Down to the last line, transcribe the records verbatim and exclude the images.

[Saved entries]
=-=-=-=-=

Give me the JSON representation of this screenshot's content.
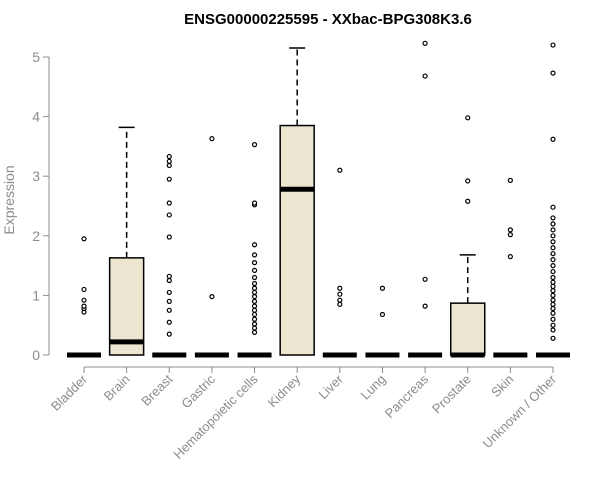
{
  "chart_data": {
    "type": "boxplot",
    "title": "ENSG00000225595 - XXbac-BPG308K3.6",
    "xlabel": "",
    "ylabel": "Expression",
    "ylim": [
      0,
      5.3
    ],
    "yticks": [
      0,
      1,
      2,
      3,
      4,
      5
    ],
    "categories": [
      "Bladder",
      "Brain",
      "Breast",
      "Gastric",
      "Hematopoietic cells",
      "Kidney",
      "Liver",
      "Lung",
      "Pancreas",
      "Prostate",
      "Skin",
      "Unknown / Other"
    ],
    "boxes": [
      {
        "category": "Bladder",
        "q1": 0,
        "median": 0,
        "q3": 0,
        "whisker_low": 0,
        "whisker_high": 0,
        "outliers": [
          0.72,
          0.78,
          0.82,
          0.92,
          1.1,
          1.95
        ]
      },
      {
        "category": "Brain",
        "q1": 0,
        "median": 0.22,
        "q3": 1.63,
        "whisker_low": 0,
        "whisker_high": 3.82,
        "outliers": []
      },
      {
        "category": "Breast",
        "q1": 0,
        "median": 0,
        "q3": 0,
        "whisker_low": 0,
        "whisker_high": 0,
        "outliers": [
          0.35,
          0.55,
          0.75,
          0.9,
          1.05,
          1.25,
          1.32,
          1.98,
          2.35,
          2.55,
          2.95,
          3.18,
          3.25,
          3.33
        ]
      },
      {
        "category": "Gastric",
        "q1": 0,
        "median": 0,
        "q3": 0,
        "whisker_low": 0,
        "whisker_high": 0,
        "outliers": [
          0.98,
          3.63
        ]
      },
      {
        "category": "Hematopoietic cells",
        "q1": 0,
        "median": 0,
        "q3": 0,
        "whisker_low": 0,
        "whisker_high": 0,
        "outliers": [
          0.38,
          0.45,
          0.52,
          0.6,
          0.68,
          0.75,
          0.82,
          0.9,
          0.98,
          1.05,
          1.12,
          1.2,
          1.3,
          1.42,
          1.55,
          1.68,
          1.85,
          2.52,
          2.55,
          3.53
        ]
      },
      {
        "category": "Kidney",
        "q1": 0,
        "median": 2.78,
        "q3": 3.85,
        "whisker_low": 0,
        "whisker_high": 5.15,
        "outliers": []
      },
      {
        "category": "Liver",
        "q1": 0,
        "median": 0,
        "q3": 0,
        "whisker_low": 0,
        "whisker_high": 0,
        "outliers": [
          0.85,
          0.92,
          1.02,
          1.12,
          3.1
        ]
      },
      {
        "category": "Lung",
        "q1": 0,
        "median": 0,
        "q3": 0,
        "whisker_low": 0,
        "whisker_high": 0,
        "outliers": [
          0.68,
          1.12
        ]
      },
      {
        "category": "Pancreas",
        "q1": 0,
        "median": 0,
        "q3": 0,
        "whisker_low": 0,
        "whisker_high": 0,
        "outliers": [
          0.82,
          1.27,
          4.68,
          5.23
        ]
      },
      {
        "category": "Prostate",
        "q1": 0,
        "median": 0,
        "q3": 0.87,
        "whisker_low": 0,
        "whisker_high": 1.68,
        "outliers": [
          2.58,
          2.92,
          3.98
        ]
      },
      {
        "category": "Skin",
        "q1": 0,
        "median": 0,
        "q3": 0,
        "whisker_low": 0,
        "whisker_high": 0,
        "outliers": [
          1.65,
          2.02,
          2.1,
          2.93
        ]
      },
      {
        "category": "Unknown / Other",
        "q1": 0,
        "median": 0,
        "q3": 0,
        "whisker_low": 0,
        "whisker_high": 0,
        "outliers": [
          0.28,
          0.42,
          0.5,
          0.6,
          0.7,
          0.78,
          0.85,
          0.92,
          1.0,
          1.08,
          1.15,
          1.22,
          1.3,
          1.4,
          1.5,
          1.6,
          1.7,
          1.8,
          1.9,
          2.0,
          2.1,
          2.2,
          2.3,
          2.48,
          3.62,
          4.73,
          5.2
        ]
      }
    ]
  }
}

=-=-=-=-=

- SOLUTION TO THIS TASK
Give me the JSON representation of this screenshot's content.
{
  "chart_data": {
    "type": "boxplot",
    "title": "ENSG00000225595 - XXbac-BPG308K3.6",
    "xlabel": "",
    "ylabel": "Expression",
    "ylim": [
      0,
      5.3
    ],
    "yticks": [
      0,
      1,
      2,
      3,
      4,
      5
    ],
    "categories": [
      "Bladder",
      "Brain",
      "Breast",
      "Gastric",
      "Hematopoietic cells",
      "Kidney",
      "Liver",
      "Lung",
      "Pancreas",
      "Prostate",
      "Skin",
      "Unknown / Other"
    ],
    "boxes": [
      {
        "category": "Bladder",
        "q1": 0,
        "median": 0,
        "q3": 0,
        "whisker_low": 0,
        "whisker_high": 0,
        "outliers": [
          0.72,
          0.78,
          0.82,
          0.92,
          1.1,
          1.95
        ]
      },
      {
        "category": "Brain",
        "q1": 0,
        "median": 0.22,
        "q3": 1.63,
        "whisker_low": 0,
        "whisker_high": 3.82,
        "outliers": []
      },
      {
        "category": "Breast",
        "q1": 0,
        "median": 0,
        "q3": 0,
        "whisker_low": 0,
        "whisker_high": 0,
        "outliers": [
          0.35,
          0.55,
          0.75,
          0.9,
          1.05,
          1.25,
          1.32,
          1.98,
          2.35,
          2.55,
          2.95,
          3.18,
          3.25,
          3.33
        ]
      },
      {
        "category": "Gastric",
        "q1": 0,
        "median": 0,
        "q3": 0,
        "whisker_low": 0,
        "whisker_high": 0,
        "outliers": [
          0.98,
          3.63
        ]
      },
      {
        "category": "Hematopoietic cells",
        "q1": 0,
        "median": 0,
        "q3": 0,
        "whisker_low": 0,
        "whisker_high": 0,
        "outliers": [
          0.38,
          0.45,
          0.52,
          0.6,
          0.68,
          0.75,
          0.82,
          0.9,
          0.98,
          1.05,
          1.12,
          1.2,
          1.3,
          1.42,
          1.55,
          1.68,
          1.85,
          2.52,
          2.55,
          3.53
        ]
      },
      {
        "category": "Kidney",
        "q1": 0,
        "median": 2.78,
        "q3": 3.85,
        "whisker_low": 0,
        "whisker_high": 5.15,
        "outliers": []
      },
      {
        "category": "Liver",
        "q1": 0,
        "median": 0,
        "q3": 0,
        "whisker_low": 0,
        "whisker_high": 0,
        "outliers": [
          0.85,
          0.92,
          1.02,
          1.12,
          3.1
        ]
      },
      {
        "category": "Lung",
        "q1": 0,
        "median": 0,
        "q3": 0,
        "whisker_low": 0,
        "whisker_high": 0,
        "outliers": [
          0.68,
          1.12
        ]
      },
      {
        "category": "Pancreas",
        "q1": 0,
        "median": 0,
        "q3": 0,
        "whisker_low": 0,
        "whisker_high": 0,
        "outliers": [
          0.82,
          1.27,
          4.68,
          5.23
        ]
      },
      {
        "category": "Prostate",
        "q1": 0,
        "median": 0,
        "q3": 0.87,
        "whisker_low": 0,
        "whisker_high": 1.68,
        "outliers": [
          2.58,
          2.92,
          3.98
        ]
      },
      {
        "category": "Skin",
        "q1": 0,
        "median": 0,
        "q3": 0,
        "whisker_low": 0,
        "whisker_high": 0,
        "outliers": [
          1.65,
          2.02,
          2.1,
          2.93
        ]
      },
      {
        "category": "Unknown / Other",
        "q1": 0,
        "median": 0,
        "q3": 0,
        "whisker_low": 0,
        "whisker_high": 0,
        "outliers": [
          0.28,
          0.42,
          0.5,
          0.6,
          0.7,
          0.78,
          0.85,
          0.92,
          1.0,
          1.08,
          1.15,
          1.22,
          1.3,
          1.4,
          1.5,
          1.6,
          1.7,
          1.8,
          1.9,
          2.0,
          2.1,
          2.2,
          2.3,
          2.48,
          3.62,
          4.73,
          5.2
        ]
      }
    ]
  }
}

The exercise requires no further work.